Dataset rows of page text

►

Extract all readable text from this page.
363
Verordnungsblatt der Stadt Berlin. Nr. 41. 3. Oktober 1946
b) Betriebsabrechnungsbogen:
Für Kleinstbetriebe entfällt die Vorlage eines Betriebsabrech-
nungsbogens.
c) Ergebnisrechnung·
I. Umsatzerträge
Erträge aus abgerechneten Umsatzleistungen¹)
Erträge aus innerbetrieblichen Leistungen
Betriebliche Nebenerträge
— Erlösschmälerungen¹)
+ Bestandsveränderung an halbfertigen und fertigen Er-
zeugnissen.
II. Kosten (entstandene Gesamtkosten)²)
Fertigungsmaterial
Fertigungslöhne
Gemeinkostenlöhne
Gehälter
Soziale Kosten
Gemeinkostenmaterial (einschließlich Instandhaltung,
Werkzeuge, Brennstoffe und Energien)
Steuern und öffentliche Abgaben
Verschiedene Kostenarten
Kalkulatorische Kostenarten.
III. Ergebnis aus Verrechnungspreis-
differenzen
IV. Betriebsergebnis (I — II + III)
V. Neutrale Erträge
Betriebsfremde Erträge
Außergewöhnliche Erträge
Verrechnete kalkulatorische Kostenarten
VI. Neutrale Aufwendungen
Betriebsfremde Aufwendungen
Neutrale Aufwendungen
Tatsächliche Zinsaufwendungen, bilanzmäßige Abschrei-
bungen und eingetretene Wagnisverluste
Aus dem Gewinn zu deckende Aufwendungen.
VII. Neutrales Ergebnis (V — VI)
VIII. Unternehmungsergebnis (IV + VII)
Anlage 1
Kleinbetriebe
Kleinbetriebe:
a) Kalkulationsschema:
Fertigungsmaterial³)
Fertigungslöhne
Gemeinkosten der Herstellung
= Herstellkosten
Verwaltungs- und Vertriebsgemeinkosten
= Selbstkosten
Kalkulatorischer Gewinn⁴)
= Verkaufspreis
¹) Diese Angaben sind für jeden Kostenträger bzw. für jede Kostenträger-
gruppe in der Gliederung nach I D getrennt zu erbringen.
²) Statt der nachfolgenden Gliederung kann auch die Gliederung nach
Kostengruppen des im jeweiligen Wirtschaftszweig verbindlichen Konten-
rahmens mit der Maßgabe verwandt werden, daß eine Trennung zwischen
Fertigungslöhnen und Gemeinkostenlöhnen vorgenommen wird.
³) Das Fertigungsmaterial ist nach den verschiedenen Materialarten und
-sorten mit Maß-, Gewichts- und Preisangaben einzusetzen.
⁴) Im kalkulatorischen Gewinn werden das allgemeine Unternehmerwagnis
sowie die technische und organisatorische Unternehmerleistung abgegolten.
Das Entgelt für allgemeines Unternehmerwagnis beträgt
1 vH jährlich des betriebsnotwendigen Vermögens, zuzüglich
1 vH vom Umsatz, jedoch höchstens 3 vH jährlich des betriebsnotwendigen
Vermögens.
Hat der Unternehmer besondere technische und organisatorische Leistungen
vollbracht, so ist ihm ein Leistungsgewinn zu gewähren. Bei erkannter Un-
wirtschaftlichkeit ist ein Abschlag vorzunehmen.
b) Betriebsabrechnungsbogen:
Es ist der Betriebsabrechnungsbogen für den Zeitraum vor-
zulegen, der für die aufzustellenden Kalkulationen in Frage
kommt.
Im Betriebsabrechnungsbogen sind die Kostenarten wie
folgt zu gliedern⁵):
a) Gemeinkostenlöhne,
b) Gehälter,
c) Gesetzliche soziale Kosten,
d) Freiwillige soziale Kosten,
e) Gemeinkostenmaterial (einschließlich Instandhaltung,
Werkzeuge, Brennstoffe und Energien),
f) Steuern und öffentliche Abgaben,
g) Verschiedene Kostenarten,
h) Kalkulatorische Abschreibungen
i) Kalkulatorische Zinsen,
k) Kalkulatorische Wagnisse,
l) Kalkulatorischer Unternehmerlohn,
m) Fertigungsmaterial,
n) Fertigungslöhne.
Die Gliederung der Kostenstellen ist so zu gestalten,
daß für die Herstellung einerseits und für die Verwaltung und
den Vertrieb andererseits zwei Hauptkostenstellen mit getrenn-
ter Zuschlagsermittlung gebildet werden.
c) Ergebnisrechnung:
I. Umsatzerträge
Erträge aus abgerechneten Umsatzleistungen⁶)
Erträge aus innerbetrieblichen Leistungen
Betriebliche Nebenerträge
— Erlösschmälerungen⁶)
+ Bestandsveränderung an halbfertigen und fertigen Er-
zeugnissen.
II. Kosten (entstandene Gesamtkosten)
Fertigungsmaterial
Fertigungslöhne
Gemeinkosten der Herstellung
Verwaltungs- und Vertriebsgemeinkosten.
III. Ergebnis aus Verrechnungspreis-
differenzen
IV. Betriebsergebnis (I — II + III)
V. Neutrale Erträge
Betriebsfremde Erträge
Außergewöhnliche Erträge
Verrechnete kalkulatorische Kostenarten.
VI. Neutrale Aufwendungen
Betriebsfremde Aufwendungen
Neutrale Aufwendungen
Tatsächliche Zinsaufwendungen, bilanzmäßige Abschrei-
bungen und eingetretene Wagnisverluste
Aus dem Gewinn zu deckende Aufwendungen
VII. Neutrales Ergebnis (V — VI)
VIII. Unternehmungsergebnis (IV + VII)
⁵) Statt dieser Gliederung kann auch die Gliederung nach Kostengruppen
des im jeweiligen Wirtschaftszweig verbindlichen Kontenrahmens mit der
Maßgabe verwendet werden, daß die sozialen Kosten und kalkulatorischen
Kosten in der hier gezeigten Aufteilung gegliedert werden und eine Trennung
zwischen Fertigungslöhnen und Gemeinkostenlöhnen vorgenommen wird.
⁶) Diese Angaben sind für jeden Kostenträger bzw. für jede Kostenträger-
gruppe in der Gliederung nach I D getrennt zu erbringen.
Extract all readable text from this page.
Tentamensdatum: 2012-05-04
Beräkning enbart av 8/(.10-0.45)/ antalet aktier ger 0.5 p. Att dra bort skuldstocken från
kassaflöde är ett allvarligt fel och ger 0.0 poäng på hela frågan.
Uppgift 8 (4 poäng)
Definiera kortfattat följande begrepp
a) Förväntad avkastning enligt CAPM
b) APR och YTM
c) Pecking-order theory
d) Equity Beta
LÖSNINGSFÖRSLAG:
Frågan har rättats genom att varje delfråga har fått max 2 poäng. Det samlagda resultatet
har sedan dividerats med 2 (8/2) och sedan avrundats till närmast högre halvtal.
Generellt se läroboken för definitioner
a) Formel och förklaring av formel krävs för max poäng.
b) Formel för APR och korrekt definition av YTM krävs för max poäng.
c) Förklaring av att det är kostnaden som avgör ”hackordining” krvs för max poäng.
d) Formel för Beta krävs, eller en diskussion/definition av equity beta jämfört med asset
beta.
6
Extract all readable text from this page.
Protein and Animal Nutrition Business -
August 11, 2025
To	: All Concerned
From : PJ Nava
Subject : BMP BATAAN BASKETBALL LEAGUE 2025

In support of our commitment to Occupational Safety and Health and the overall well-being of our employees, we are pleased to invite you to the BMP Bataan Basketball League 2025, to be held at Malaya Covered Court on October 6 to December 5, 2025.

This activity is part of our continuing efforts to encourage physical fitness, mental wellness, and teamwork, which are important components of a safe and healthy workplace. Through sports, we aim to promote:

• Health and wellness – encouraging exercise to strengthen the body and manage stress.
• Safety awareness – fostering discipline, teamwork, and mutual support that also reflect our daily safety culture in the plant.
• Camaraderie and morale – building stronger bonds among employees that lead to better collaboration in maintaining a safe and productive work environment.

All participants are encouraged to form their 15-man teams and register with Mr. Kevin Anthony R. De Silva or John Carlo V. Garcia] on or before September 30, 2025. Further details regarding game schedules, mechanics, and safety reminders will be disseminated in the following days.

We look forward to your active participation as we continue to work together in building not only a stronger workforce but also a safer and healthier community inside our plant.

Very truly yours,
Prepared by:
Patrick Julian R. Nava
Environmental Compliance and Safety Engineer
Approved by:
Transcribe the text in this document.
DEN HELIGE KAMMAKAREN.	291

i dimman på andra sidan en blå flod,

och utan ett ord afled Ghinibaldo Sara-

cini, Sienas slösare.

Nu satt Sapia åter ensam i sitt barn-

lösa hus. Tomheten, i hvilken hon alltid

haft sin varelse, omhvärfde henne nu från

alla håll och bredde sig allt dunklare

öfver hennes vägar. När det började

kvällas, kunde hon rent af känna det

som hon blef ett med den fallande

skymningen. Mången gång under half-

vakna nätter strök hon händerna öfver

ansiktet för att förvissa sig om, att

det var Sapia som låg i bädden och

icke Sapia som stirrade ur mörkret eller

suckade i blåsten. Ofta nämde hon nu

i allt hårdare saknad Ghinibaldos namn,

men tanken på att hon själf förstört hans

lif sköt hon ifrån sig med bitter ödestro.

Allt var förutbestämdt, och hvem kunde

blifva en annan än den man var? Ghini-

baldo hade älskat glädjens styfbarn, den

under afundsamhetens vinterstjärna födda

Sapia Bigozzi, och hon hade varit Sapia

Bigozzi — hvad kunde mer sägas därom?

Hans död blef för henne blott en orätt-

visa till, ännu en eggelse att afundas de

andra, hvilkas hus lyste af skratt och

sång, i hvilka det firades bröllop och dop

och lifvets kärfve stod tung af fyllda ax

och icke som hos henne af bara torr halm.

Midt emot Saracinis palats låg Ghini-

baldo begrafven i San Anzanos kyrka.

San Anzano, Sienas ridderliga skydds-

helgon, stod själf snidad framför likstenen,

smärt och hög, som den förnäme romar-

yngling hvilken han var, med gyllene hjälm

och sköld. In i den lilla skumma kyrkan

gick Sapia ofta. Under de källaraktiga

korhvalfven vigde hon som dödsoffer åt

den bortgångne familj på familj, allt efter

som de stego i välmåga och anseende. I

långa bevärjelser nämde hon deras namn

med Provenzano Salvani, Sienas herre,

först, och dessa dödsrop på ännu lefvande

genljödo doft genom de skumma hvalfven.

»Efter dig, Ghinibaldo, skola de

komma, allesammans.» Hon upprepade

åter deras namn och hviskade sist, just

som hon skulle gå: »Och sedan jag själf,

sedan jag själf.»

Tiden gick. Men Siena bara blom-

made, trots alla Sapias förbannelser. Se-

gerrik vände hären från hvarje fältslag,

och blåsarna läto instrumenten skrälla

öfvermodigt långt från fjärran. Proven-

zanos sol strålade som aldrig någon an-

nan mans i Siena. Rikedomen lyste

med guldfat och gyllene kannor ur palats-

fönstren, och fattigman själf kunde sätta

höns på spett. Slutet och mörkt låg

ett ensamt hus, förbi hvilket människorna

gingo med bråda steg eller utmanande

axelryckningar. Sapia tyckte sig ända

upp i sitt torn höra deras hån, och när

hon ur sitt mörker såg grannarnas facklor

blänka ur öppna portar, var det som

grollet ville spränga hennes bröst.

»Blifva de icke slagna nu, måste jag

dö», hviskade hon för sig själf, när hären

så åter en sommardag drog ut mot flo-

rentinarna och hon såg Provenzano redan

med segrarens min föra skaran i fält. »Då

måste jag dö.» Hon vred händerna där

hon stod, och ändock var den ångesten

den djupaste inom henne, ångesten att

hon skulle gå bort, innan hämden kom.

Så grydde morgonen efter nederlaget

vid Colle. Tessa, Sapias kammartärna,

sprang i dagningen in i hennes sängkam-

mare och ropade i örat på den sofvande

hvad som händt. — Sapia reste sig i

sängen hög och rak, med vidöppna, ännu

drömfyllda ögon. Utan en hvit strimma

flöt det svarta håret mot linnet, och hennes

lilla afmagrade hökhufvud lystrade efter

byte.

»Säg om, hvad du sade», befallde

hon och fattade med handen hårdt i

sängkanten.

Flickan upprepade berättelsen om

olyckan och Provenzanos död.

◄

- What is expected -
Every line above in which the word "själf" is present must be copied into the answer.

- Response for this exercise -
men tanken på att hon själf förstört hans
helgon, stod själf snidad framför likstenen,
som hon skulle gå: »Och sedan jag själf,
sedan jag själf.»
fönstren, och fattigman själf kunde sätta
dö», hviskade hon för sig själf, när hären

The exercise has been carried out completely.